Set all of the entries down again precisely as they are written.

Stored items from a collection:
···

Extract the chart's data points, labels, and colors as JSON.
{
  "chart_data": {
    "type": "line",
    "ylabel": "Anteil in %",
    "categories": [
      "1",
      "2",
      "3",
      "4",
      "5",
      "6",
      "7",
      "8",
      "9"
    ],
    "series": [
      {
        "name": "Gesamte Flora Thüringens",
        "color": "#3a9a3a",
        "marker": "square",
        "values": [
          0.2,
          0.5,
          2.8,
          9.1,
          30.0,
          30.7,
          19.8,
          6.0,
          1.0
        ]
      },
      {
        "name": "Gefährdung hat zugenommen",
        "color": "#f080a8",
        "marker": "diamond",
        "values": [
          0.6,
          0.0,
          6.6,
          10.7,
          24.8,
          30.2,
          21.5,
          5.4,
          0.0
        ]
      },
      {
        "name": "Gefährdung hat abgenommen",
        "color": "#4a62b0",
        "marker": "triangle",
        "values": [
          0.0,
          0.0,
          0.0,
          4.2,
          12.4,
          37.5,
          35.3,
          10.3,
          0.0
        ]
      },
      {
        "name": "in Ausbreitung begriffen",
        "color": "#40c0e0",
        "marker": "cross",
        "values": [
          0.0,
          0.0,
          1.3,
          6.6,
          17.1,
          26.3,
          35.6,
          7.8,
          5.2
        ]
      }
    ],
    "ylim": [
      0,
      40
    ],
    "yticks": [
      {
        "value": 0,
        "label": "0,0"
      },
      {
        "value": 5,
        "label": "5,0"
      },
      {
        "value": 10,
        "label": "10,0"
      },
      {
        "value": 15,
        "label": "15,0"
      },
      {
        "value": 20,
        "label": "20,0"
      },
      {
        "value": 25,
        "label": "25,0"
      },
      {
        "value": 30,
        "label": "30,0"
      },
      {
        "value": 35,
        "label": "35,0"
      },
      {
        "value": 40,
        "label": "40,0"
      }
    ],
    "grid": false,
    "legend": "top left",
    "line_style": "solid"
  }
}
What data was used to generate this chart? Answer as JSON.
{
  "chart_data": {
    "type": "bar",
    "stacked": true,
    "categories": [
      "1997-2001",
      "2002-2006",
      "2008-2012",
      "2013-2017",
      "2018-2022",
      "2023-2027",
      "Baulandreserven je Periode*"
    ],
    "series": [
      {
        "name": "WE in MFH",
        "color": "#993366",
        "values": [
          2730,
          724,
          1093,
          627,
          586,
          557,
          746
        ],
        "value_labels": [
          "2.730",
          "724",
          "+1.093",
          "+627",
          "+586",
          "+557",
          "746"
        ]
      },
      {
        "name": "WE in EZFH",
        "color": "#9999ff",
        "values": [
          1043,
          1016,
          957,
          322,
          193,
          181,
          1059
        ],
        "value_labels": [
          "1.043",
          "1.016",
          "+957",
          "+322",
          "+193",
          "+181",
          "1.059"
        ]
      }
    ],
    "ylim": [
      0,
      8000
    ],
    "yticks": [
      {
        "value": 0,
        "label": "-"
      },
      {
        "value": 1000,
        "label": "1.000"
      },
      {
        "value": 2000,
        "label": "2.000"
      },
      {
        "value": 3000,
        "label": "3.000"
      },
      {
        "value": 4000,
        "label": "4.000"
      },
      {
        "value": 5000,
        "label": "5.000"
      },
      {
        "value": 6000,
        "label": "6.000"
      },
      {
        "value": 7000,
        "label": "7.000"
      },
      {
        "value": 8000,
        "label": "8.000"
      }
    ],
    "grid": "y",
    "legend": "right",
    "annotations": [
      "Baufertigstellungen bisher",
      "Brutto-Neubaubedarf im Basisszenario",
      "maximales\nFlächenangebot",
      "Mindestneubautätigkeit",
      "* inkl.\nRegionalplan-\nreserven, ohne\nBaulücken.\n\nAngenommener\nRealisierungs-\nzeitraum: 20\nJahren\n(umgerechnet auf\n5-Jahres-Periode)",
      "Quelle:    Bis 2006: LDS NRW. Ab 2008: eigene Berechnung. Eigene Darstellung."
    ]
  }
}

···

• [Result of this exercise]:
Extract the chart's data points, labels, and colors as JSON.
{
  "chart_data": {
    "type": "line",
    "ylabel": "Anteil in %",
    "categories": [
      "1",
      "2",
      "3",
      "4",
      "5",
      "6",
      "7",
      "8",
      "9"
    ],
    "series": [
      {
        "name": "Gesamte Flora Thüringens",
        "color": "#3a9a3a",
        "marker": "square",
        "values": [
          0.2,
          0.5,
          2.8,
          9.1,
          30.0,
          30.7,
          19.8,
          6.0,
          1.0
        ]
      },
      {
        "name": "Gefährdung hat zugenommen",
        "color": "#f080a8",
        "marker": "diamond",
        "values": [
          0.6,
          0.0,
          6.6,
          10.7,
          24.8,
          30.2,
          21.5,
          5.4,
          0.0
        ]
      },
      {
        "name": "Gefährdung hat abgenommen",
        "color": "#4a62b0",
        "marker": "triangle",
        "values": [
          0.0,
          0.0,
          0.0,
          4.2,
          12.4,
          37.5,
          35.3,
          10.3,
          0.0
        ]
      },
      {
        "name": "in Ausbreitung begriffen",
        "color": "#40c0e0",
        "marker": "cross",
        "values": [
          0.0,
          0.0,
          1.3,
          6.6,
          17.1,
          26.3,
          35.6,
          7.8,
          5.2
        ]
      }
    ],
    "ylim": [
      0,
      40
    ],
    "yticks": [
      {
        "value": 0,
        "label": "0,0"
      },
      {
        "value": 5,
        "label": "5,0"
      },
      {
        "value": 10,
        "label": "10,0"
      },
      {
        "value": 15,
        "label": "15,0"
      },
      {
        "value": 20,
        "label": "20,0"
      },
      {
        "value": 25,
        "label": "25,0"
      },
      {
        "value": 30,
        "label": "30,0"
      },
      {
        "value": 35,
        "label": "35,0"
      },
      {
        "value": 40,
        "label": "40,0"
      }
    ],
    "grid": false,
    "legend": "top left",
    "line_style": "solid"
  }
}
What data was used to generate this chart? Answer as JSON.
{
  "chart_data": {
    "type": "bar",
    "stacked": true,
    "categories": [
      "1997-2001",
      "2002-2006",
      "2008-2012",
      "2013-2017",
      "2018-2022",
      "2023-2027",
      "Baulandreserven je Periode*"
    ],
    "series": [
      {
        "name": "WE in MFH",
        "color": "#993366",
        "values": [
          2730,
          724,
          1093,
          627,
          586,
          557,
          746
        ],
        "value_labels": [
          "2.730",
          "724",
          "+1.093",
          "+627",
          "+586",
          "+557",
          "746"
        ]
      },
      {
        "name": "WE in EZFH",
        "color": "#9999ff",
        "values": [
          1043,
          1016,
          957,
          322,
          193,
          181,
          1059
        ],
        "value_labels": [
          "1.043",
          "1.016",
          "+957",
          "+322",
          "+193",
          "+181",
          "1.059"
        ]
      }
    ],
    "ylim": [
      0,
      8000
    ],
    "yticks": [
      {
        "value": 0,
        "label": "-"
      },
      {
        "value": 1000,
        "label": "1.000"
      },
      {
        "value": 2000,
        "label": "2.000"
      },
      {
        "value": 3000,
        "label": "3.000"
      },
      {
        "value": 4000,
        "label": "4.000"
      },
      {
        "value": 5000,
        "label": "5.000"
      },
      {
        "value": 6000,
        "label": "6.000"
      },
      {
        "value": 7000,
        "label": "7.000"
      },
      {
        "value": 8000,
        "label": "8.000"
      }
    ],
    "grid": "y",
    "legend": "right",
    "annotations": [
      "Baufertigstellungen bisher",
      "Brutto-Neubaubedarf im Basisszenario",
      "maximales\nFlächenangebot",
      "Mindestneubautätigkeit",
      "* inkl.\nRegionalplan-\nreserven, ohne\nBaulücken.\n\nAngenommener\nRealisierungs-\nzeitraum: 20\nJahren\n(umgerechnet auf\n5-Jahres-Periode)",
      "Quelle:    Bis 2006: LDS NRW. Ab 2008: eigene Berechnung. Eigene Darstellung."
    ]
  }
}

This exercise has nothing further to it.